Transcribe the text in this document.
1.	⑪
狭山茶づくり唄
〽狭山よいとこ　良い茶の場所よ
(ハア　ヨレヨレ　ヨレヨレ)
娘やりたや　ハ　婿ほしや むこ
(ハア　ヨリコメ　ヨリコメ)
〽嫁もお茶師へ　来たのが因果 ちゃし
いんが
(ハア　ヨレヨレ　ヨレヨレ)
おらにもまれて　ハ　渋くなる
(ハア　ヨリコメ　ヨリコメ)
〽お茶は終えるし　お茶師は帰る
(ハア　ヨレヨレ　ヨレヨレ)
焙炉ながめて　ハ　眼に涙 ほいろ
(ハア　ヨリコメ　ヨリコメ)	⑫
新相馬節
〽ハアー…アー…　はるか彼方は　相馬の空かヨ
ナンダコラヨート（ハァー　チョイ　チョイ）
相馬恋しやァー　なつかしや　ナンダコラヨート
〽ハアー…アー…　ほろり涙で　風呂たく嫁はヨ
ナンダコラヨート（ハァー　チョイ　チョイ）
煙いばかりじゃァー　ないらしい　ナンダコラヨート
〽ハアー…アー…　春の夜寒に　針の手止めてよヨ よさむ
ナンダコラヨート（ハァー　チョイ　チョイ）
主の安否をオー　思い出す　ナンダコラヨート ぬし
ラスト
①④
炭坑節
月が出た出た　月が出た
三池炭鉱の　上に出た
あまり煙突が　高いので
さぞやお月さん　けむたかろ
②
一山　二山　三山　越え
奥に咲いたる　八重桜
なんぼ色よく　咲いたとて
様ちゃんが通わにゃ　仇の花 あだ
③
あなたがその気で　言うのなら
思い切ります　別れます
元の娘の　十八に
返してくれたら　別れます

———

- _SET PROBLEM_:
Repeat the data precisely, line by line.

- _TASK RESPONSE_:
Transcribe the text in this document.
1.	⑪
狭山茶づくり唄
〽狭山よいとこ　良い茶の場所よ
(ハア　ヨレヨレ　ヨレヨレ)
娘やりたや　ハ　婿ほしや むこ
(ハア　ヨリコメ　ヨリコメ)
〽嫁もお茶師へ　来たのが因果 ちゃし
いんが
(ハア　ヨレヨレ　ヨレヨレ)
おらにもまれて　ハ　渋くなる
(ハア　ヨリコメ　ヨリコメ)
〽お茶は終えるし　お茶師は帰る
(ハア　ヨレヨレ　ヨレヨレ)
焙炉ながめて　ハ　眼に涙 ほいろ
(ハア　ヨリコメ　ヨリコメ)	⑫
新相馬節
〽ハアー…アー…　はるか彼方は　相馬の空かヨ
ナンダコラヨート（ハァー　チョイ　チョイ）
相馬恋しやァー　なつかしや　ナンダコラヨート
〽ハアー…アー…　ほろり涙で　風呂たく嫁はヨ
ナンダコラヨート（ハァー　チョイ　チョイ）
煙いばかりじゃァー　ないらしい　ナンダコラヨート
〽ハアー…アー…　春の夜寒に　針の手止めてよヨ よさむ
ナンダコラヨート（ハァー　チョイ　チョイ）
主の安否をオー　思い出す　ナンダコラヨート ぬし
ラスト
①④
炭坑節
月が出た出た　月が出た
三池炭鉱の　上に出た
あまり煙突が　高いので
さぞやお月さん　けむたかろ
②
一山　二山　三山　越え
奥に咲いたる　八重桜
なんぼ色よく　咲いたとて
様ちゃんが通わにゃ　仇の花 あだ
③
あなたがその気で　言うのなら
思い切ります　別れます
元の娘の　十八に
返してくれたら　別れます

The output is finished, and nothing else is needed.